-- EXERCISE --
State how many lines contain "estimated", and write nothing except that count.

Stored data
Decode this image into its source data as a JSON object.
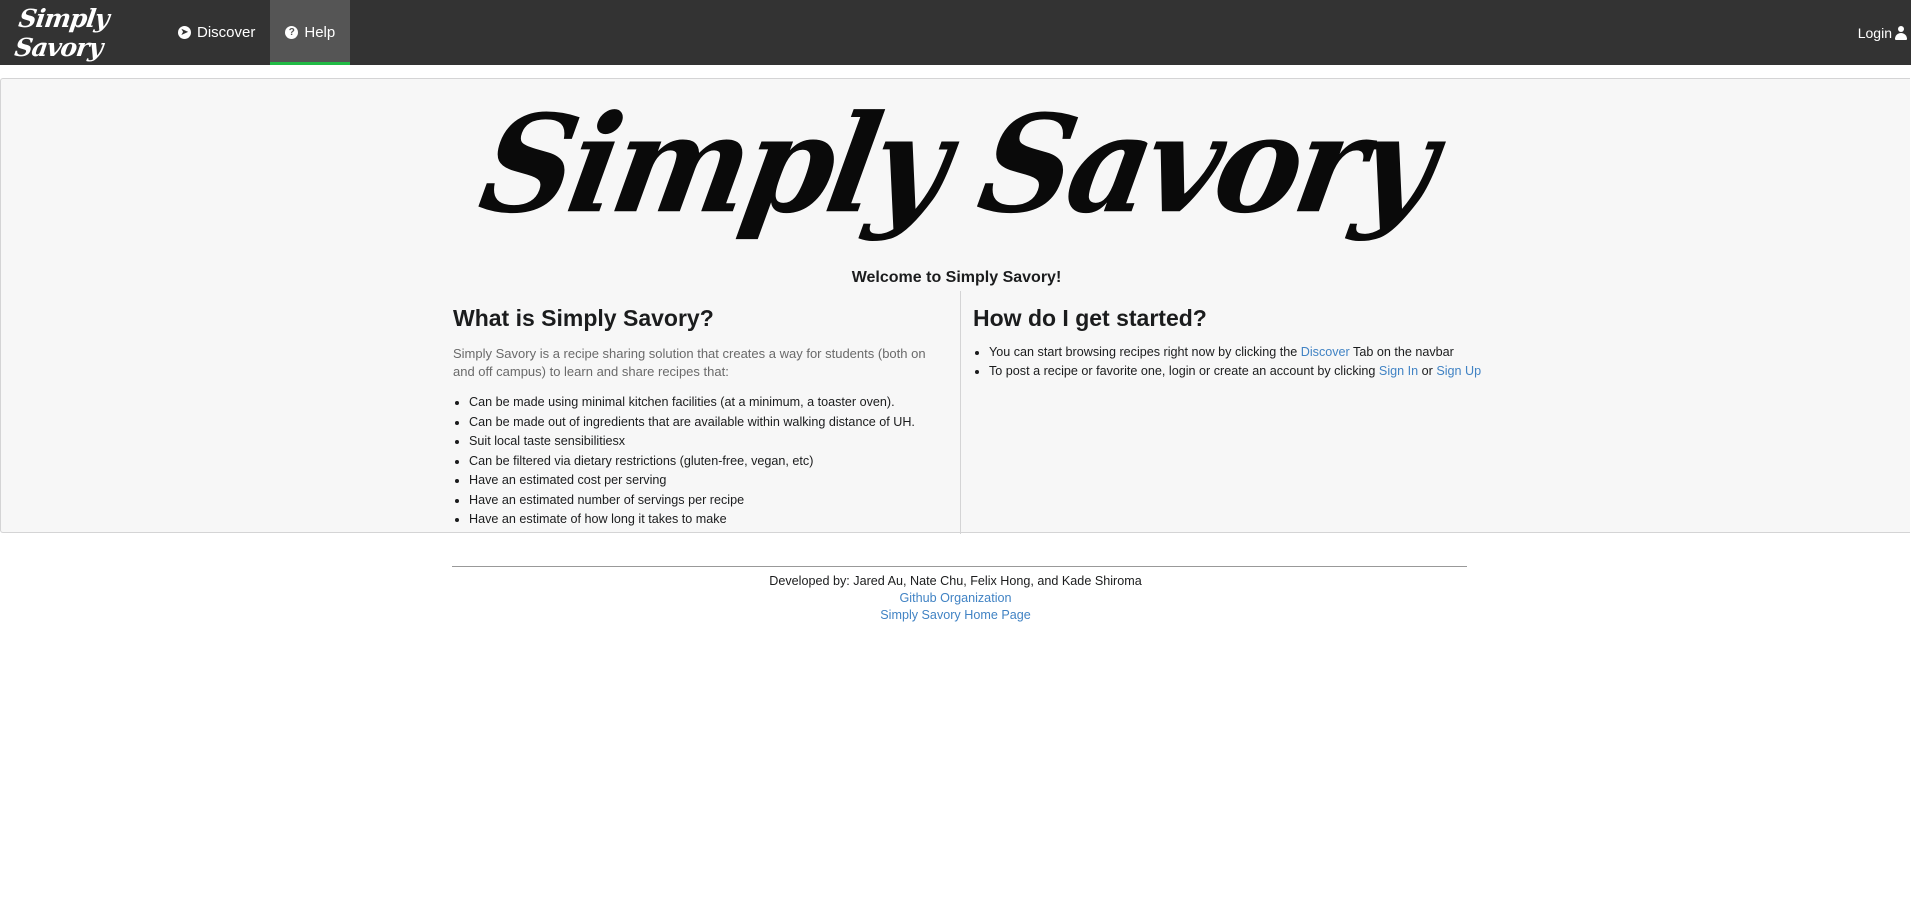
{
  "nav": {
    "brand": "Simply Savory",
    "items": [
      {
        "label": "Discover",
        "icon": "compass-icon"
      },
      {
        "label": "Help",
        "icon": "question-circle-icon",
        "active": true
      }
    ],
    "login_label": "Login",
    "accent": "#21ba45"
  },
  "hero": {
    "logo_text": "Simply Savory",
    "welcome": "Welcome to Simply Savory!"
  },
  "left": {
    "heading": "What is Simply Savory?",
    "intro": "Simply Savory is a recipe sharing solution that creates a way for students (both on and off campus) to learn and share recipes that:",
    "items": [
      "Can be made using minimal kitchen facilities (at a minimum, a toaster oven).",
      "Can be made out of ingredients that are available within walking distance of UH.",
      "Suit local taste sensibilitiesx",
      "Can be filtered via dietary restrictions (gluten-free, vegan, etc)",
      "Have an estimated cost per serving",
      "Have an estimated number of servings per recipe",
      "Have an estimate of how long it takes to make"
    ]
  },
  "right": {
    "heading": "How do I get started?",
    "item1": {
      "before": "You can start browsing recipes right now by clicking the ",
      "link": "Discover",
      "after": " Tab on the navbar"
    },
    "item2": {
      "before": "To post a recipe or favorite one, login or create an account by clicking ",
      "link1": "Sign In",
      "middle": " or ",
      "link2": "Sign Up"
    }
  },
  "footer": {
    "developers": "Developed by: Jared Au, Nate Chu, Felix Hong, and Kade Shiroma",
    "github_link": "Github Organization",
    "home_link": "Simply Savory Home Page"
  },
  "colors": {
    "navbar": "#333333",
    "link": "#4183c4",
    "segment_bg": "#f7f7f7"
  }
}
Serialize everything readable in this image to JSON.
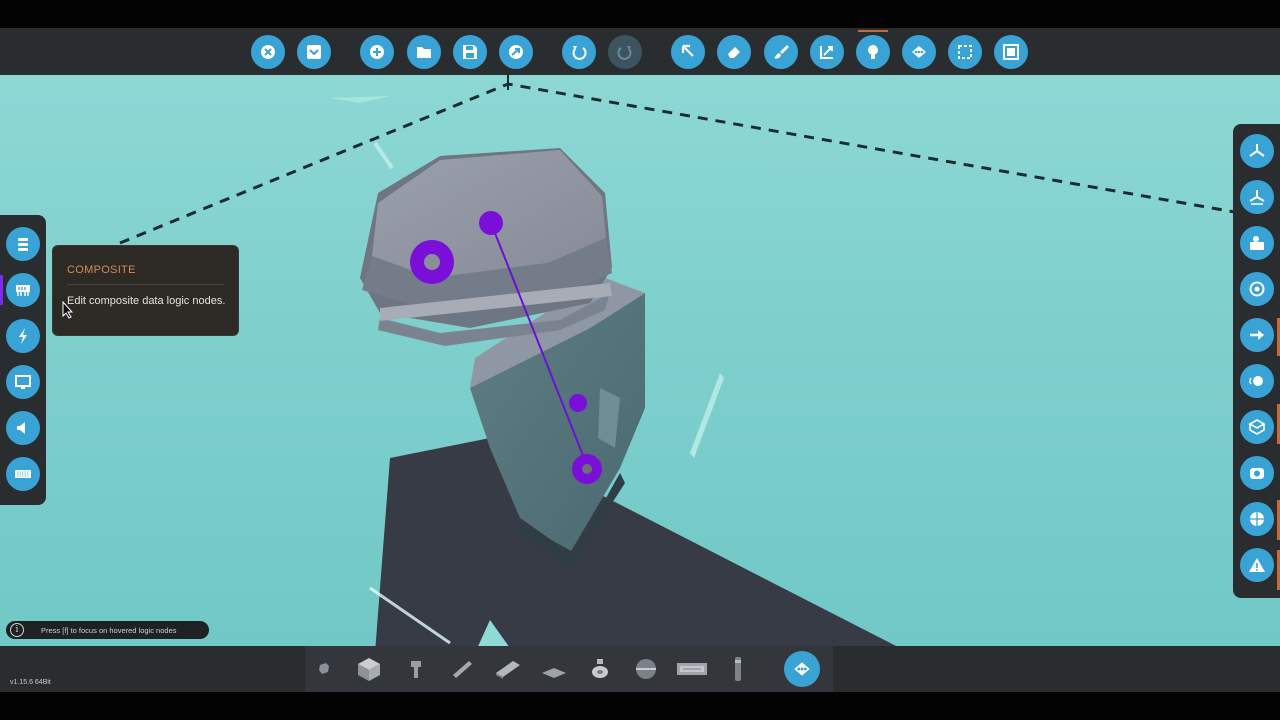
{
  "app": {
    "version": "v1.15.6 64Bit"
  },
  "top_toolbar": {
    "buttons": [
      {
        "name": "close-button",
        "icon": "close-icon"
      },
      {
        "name": "dropdown-menu-button",
        "icon": "chevron-down-icon"
      },
      {
        "name": "add-button",
        "icon": "plus-icon"
      },
      {
        "name": "open-folder-button",
        "icon": "folder-icon"
      },
      {
        "name": "save-button",
        "icon": "save-icon"
      },
      {
        "name": "upload-button",
        "icon": "upload-icon"
      },
      {
        "name": "undo-button",
        "icon": "undo-icon"
      },
      {
        "name": "redo-button",
        "icon": "redo-icon",
        "disabled": true
      },
      {
        "name": "select-tool-button",
        "icon": "cursor-arrow-icon"
      },
      {
        "name": "eraser-tool-button",
        "icon": "eraser-icon"
      },
      {
        "name": "paint-tool-button",
        "icon": "paint-brush-icon"
      },
      {
        "name": "resize-tool-button",
        "icon": "scale-arrow-icon"
      },
      {
        "name": "logic-tool-button",
        "icon": "light-bulb-icon",
        "active": true
      },
      {
        "name": "composite-view-button",
        "icon": "composite-node-icon"
      },
      {
        "name": "selection-box-button",
        "icon": "dashed-square-icon"
      },
      {
        "name": "frame-button",
        "icon": "frame-icon"
      }
    ]
  },
  "left_sidebar": {
    "items": [
      {
        "name": "list-panel-button",
        "icon": "stack-icon"
      },
      {
        "name": "composite-panel-button",
        "icon": "composite-icon",
        "selected": true
      },
      {
        "name": "electric-panel-button",
        "icon": "lightning-icon"
      },
      {
        "name": "video-panel-button",
        "icon": "monitor-icon"
      },
      {
        "name": "audio-panel-button",
        "icon": "speaker-icon"
      },
      {
        "name": "keypad-panel-button",
        "icon": "keyboard-icon"
      }
    ]
  },
  "right_sidebar": {
    "items": [
      {
        "name": "view-axes-button",
        "icon": "axes-icon"
      },
      {
        "name": "view-axes-alt-button",
        "icon": "axes-alt-icon"
      },
      {
        "name": "camera-button",
        "icon": "camera-icon"
      },
      {
        "name": "target-button",
        "icon": "target-icon"
      },
      {
        "name": "flow-button",
        "icon": "arrow-flow-icon"
      },
      {
        "name": "toggle-button",
        "icon": "toggle-icon"
      },
      {
        "name": "cube-button",
        "icon": "cube-icon"
      },
      {
        "name": "snapshot-button",
        "icon": "snapshot-icon"
      },
      {
        "name": "physics-button",
        "icon": "globe-icon"
      },
      {
        "name": "warning-button",
        "icon": "warning-icon"
      }
    ]
  },
  "tooltip": {
    "title": "COMPOSITE",
    "description": "Edit composite data logic nodes."
  },
  "hint": {
    "text": "Press [f] to focus on hovered logic nodes"
  },
  "bottom_toolbar": {
    "parts": [
      {
        "name": "part-small-block",
        "icon": "small-block-icon"
      },
      {
        "name": "part-cube",
        "icon": "cube-block-icon"
      },
      {
        "name": "part-pipe",
        "icon": "pipe-icon"
      },
      {
        "name": "part-wedge",
        "icon": "wedge-icon"
      },
      {
        "name": "part-plate",
        "icon": "plate-icon"
      },
      {
        "name": "part-flat-wedge",
        "icon": "flat-wedge-icon"
      },
      {
        "name": "part-weight",
        "icon": "weight-icon"
      },
      {
        "name": "part-sphere",
        "icon": "sphere-icon"
      },
      {
        "name": "part-panel",
        "icon": "panel-icon"
      },
      {
        "name": "part-rod",
        "icon": "rod-icon"
      }
    ],
    "composite_button": {
      "name": "composite-mode-button",
      "icon": "composite-node-icon"
    }
  },
  "colors": {
    "accent": "#3aa3d6",
    "toolbar_bg": "#2a2d30",
    "sky": "#7fd0cc",
    "logic_node": "#7a0fd8",
    "tooltip_title": "#d38b56"
  }
}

-- RESPONSE TO THIS EXERCISE --
2